# START OF Source material

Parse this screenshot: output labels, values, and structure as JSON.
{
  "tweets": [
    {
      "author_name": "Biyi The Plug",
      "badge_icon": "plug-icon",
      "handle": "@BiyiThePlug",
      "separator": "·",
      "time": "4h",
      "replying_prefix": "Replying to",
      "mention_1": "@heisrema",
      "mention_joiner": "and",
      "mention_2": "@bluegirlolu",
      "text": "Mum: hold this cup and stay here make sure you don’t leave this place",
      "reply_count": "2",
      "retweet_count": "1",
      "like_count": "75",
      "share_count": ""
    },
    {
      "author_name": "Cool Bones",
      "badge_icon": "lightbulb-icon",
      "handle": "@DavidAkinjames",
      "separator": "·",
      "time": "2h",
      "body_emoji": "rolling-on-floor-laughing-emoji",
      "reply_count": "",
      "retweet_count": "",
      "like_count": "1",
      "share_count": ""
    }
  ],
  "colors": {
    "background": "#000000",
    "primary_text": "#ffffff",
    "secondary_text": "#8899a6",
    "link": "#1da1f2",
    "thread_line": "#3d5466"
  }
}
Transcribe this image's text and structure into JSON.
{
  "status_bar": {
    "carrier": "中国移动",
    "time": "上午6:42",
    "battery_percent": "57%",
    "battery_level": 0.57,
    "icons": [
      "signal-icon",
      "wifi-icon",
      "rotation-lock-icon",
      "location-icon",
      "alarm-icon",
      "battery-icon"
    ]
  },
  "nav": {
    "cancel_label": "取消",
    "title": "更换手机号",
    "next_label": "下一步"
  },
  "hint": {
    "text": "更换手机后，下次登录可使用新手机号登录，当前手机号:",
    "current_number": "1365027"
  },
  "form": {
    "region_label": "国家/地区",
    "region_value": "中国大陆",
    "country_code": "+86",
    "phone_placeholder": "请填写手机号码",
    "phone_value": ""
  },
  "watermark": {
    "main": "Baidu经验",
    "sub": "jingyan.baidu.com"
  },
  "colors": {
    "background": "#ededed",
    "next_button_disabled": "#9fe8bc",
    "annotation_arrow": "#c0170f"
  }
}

# END OF Source material

## Challenge
Reproduce each entry from the records above, character for character.

## Worked solution
Parse this screenshot: output labels, values, and structure as JSON.
{
  "tweets": [
    {
      "author_name": "Biyi The Plug",
      "badge_icon": "plug-icon",
      "handle": "@BiyiThePlug",
      "separator": "·",
      "time": "4h",
      "replying_prefix": "Replying to",
      "mention_1": "@heisrema",
      "mention_joiner": "and",
      "mention_2": "@bluegirlolu",
      "text": "Mum: hold this cup and stay here make sure you don’t leave this place",
      "reply_count": "2",
      "retweet_count": "1",
      "like_count": "75",
      "share_count": ""
    },
    {
      "author_name": "Cool Bones",
      "badge_icon": "lightbulb-icon",
      "handle": "@DavidAkinjames",
      "separator": "·",
      "time": "2h",
      "body_emoji": "rolling-on-floor-laughing-emoji",
      "reply_count": "",
      "retweet_count": "",
      "like_count": "1",
      "share_count": ""
    }
  ],
  "colors": {
    "background": "#000000",
    "primary_text": "#ffffff",
    "secondary_text": "#8899a6",
    "link": "#1da1f2",
    "thread_line": "#3d5466"
  }
}
Transcribe this image's text and structure into JSON.
{
  "status_bar": {
    "carrier": "中国移动",
    "time": "上午6:42",
    "battery_percent": "57%",
    "battery_level": 0.57,
    "icons": [
      "signal-icon",
      "wifi-icon",
      "rotation-lock-icon",
      "location-icon",
      "alarm-icon",
      "battery-icon"
    ]
  },
  "nav": {
    "cancel_label": "取消",
    "title": "更换手机号",
    "next_label": "下一步"
  },
  "hint": {
    "text": "更换手机后，下次登录可使用新手机号登录，当前手机号:",
    "current_number": "1365027"
  },
  "form": {
    "region_label": "国家/地区",
    "region_value": "中国大陆",
    "country_code": "+86",
    "phone_placeholder": "请填写手机号码",
    "phone_value": ""
  },
  "watermark": {
    "main": "Baidu经验",
    "sub": "jingyan.baidu.com"
  },
  "colors": {
    "background": "#ededed",
    "next_button_disabled": "#9fe8bc",
    "annotation_arrow": "#c0170f"
  }
}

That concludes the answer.